[Data listing]
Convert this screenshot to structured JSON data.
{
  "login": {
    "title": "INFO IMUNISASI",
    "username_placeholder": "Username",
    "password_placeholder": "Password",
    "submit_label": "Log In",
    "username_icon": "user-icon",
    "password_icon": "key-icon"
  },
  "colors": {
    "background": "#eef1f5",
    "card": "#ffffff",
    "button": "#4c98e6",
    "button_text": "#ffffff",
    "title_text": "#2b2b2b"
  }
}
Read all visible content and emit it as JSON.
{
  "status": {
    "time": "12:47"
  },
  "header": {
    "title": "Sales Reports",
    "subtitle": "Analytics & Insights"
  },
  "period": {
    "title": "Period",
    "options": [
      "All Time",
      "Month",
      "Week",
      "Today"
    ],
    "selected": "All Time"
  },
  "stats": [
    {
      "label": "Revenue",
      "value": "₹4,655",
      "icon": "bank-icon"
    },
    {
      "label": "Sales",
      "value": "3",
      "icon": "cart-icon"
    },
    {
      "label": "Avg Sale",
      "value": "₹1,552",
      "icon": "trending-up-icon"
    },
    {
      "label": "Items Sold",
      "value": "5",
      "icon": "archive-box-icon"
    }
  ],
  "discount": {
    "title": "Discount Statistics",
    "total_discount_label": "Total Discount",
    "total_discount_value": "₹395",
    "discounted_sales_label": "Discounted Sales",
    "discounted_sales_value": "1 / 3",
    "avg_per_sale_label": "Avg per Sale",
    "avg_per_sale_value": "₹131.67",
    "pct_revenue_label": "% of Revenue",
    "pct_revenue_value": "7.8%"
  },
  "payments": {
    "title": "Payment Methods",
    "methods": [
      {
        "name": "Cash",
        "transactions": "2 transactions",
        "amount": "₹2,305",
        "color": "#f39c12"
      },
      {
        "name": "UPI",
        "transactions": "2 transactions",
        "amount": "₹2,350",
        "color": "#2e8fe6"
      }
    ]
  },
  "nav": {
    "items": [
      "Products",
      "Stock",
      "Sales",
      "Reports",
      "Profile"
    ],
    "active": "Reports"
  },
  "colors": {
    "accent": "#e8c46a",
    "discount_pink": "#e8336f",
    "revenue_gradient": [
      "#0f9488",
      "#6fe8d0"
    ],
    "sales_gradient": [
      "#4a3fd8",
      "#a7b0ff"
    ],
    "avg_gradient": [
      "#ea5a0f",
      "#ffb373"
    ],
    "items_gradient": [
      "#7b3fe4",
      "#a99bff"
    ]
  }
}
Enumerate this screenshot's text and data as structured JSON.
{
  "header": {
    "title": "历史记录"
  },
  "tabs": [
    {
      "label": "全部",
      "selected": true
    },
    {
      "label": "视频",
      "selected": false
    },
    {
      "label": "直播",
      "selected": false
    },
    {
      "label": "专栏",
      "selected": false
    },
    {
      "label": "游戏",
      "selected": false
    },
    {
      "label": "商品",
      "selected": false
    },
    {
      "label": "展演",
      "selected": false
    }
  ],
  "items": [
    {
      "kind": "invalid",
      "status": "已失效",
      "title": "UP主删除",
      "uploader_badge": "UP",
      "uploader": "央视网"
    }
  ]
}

THE TASK: Starting with the line that contains "Enumerate this screenshot's", repeat each line through the last one exactly as it appears. Include both ends and nothing more.

EXPECTED ANSWER:
Enumerate this screenshot's text and data as structured JSON.
{
  "header": {
    "title": "历史记录"
  },
  "tabs": [
    {
      "label": "全部",
      "selected": true
    },
    {
      "label": "视频",
      "selected": false
    },
    {
      "label": "直播",
      "selected": false
    },
    {
      "label": "专栏",
      "selected": false
    },
    {
      "label": "游戏",
      "selected": false
    },
    {
      "label": "商品",
      "selected": false
    },
    {
      "label": "展演",
      "selected": false
    }
  ],
  "items": [
    {
      "kind": "invalid",
      "status": "已失效",
      "title": "UP主删除",
      "uploader_badge": "UP",
      "uploader": "央视网"
    }
  ]
}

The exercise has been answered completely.